» **TASK DESCRIPTION**
Print every entry, word for word, and skip the images.

Dataset records on visual material
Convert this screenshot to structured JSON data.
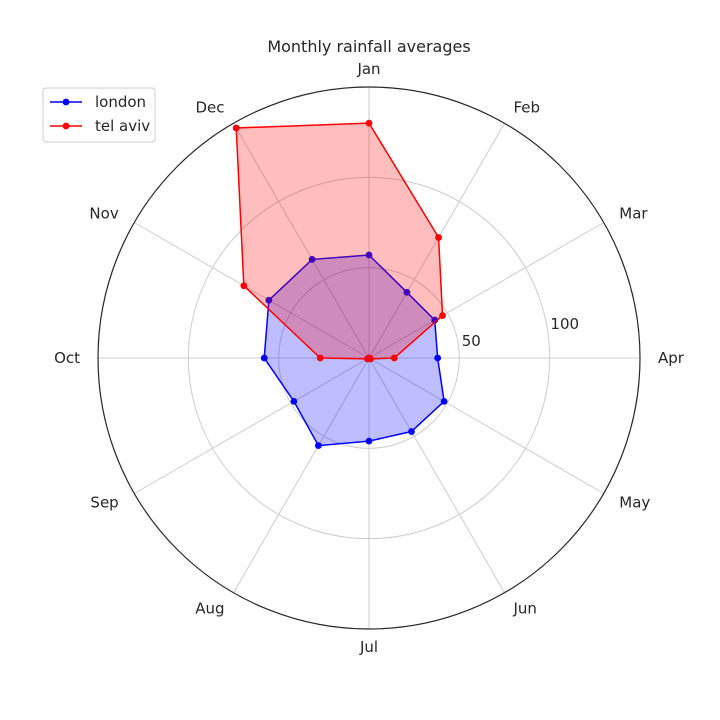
{
  "chart_data": {
    "type": "radar",
    "title": "Monthly rainfall averages",
    "categories": [
      "Jan",
      "Feb",
      "Mar",
      "Apr",
      "May",
      "Jun",
      "Jul",
      "Aug",
      "Sep",
      "Oct",
      "Nov",
      "Dec"
    ],
    "r_ticks": [
      50,
      100
    ],
    "r_tick_labels": [
      "50",
      "100"
    ],
    "rlim": [
      0,
      150
    ],
    "grid": true,
    "legend_position": "top-left",
    "series": [
      {
        "name": "london",
        "color": "#0000ff",
        "values": [
          57,
          42,
          42,
          38,
          48,
          47,
          46,
          56,
          48,
          58,
          64,
          63
        ]
      },
      {
        "name": "tel aviv",
        "color": "#ff0000",
        "values": [
          130,
          77,
          47,
          14,
          1,
          0,
          0,
          0,
          1,
          27,
          80,
          147
        ]
      }
    ]
  }
}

» **WORKED ANSWER**
Convert this screenshot to structured JSON data.
{
  "chart_data": {
    "type": "radar",
    "title": "Monthly rainfall averages",
    "categories": [
      "Jan",
      "Feb",
      "Mar",
      "Apr",
      "May",
      "Jun",
      "Jul",
      "Aug",
      "Sep",
      "Oct",
      "Nov",
      "Dec"
    ],
    "r_ticks": [
      50,
      100
    ],
    "r_tick_labels": [
      "50",
      "100"
    ],
    "rlim": [
      0,
      150
    ],
    "grid": true,
    "legend_position": "top-left",
    "series": [
      {
        "name": "london",
        "color": "#0000ff",
        "values": [
          57,
          42,
          42,
          38,
          48,
          47,
          46,
          56,
          48,
          58,
          64,
          63
        ]
      },
      {
        "name": "tel aviv",
        "color": "#ff0000",
        "values": [
          130,
          77,
          47,
          14,
          1,
          0,
          0,
          0,
          1,
          27,
          80,
          147
        ]
      }
    ]
  }
}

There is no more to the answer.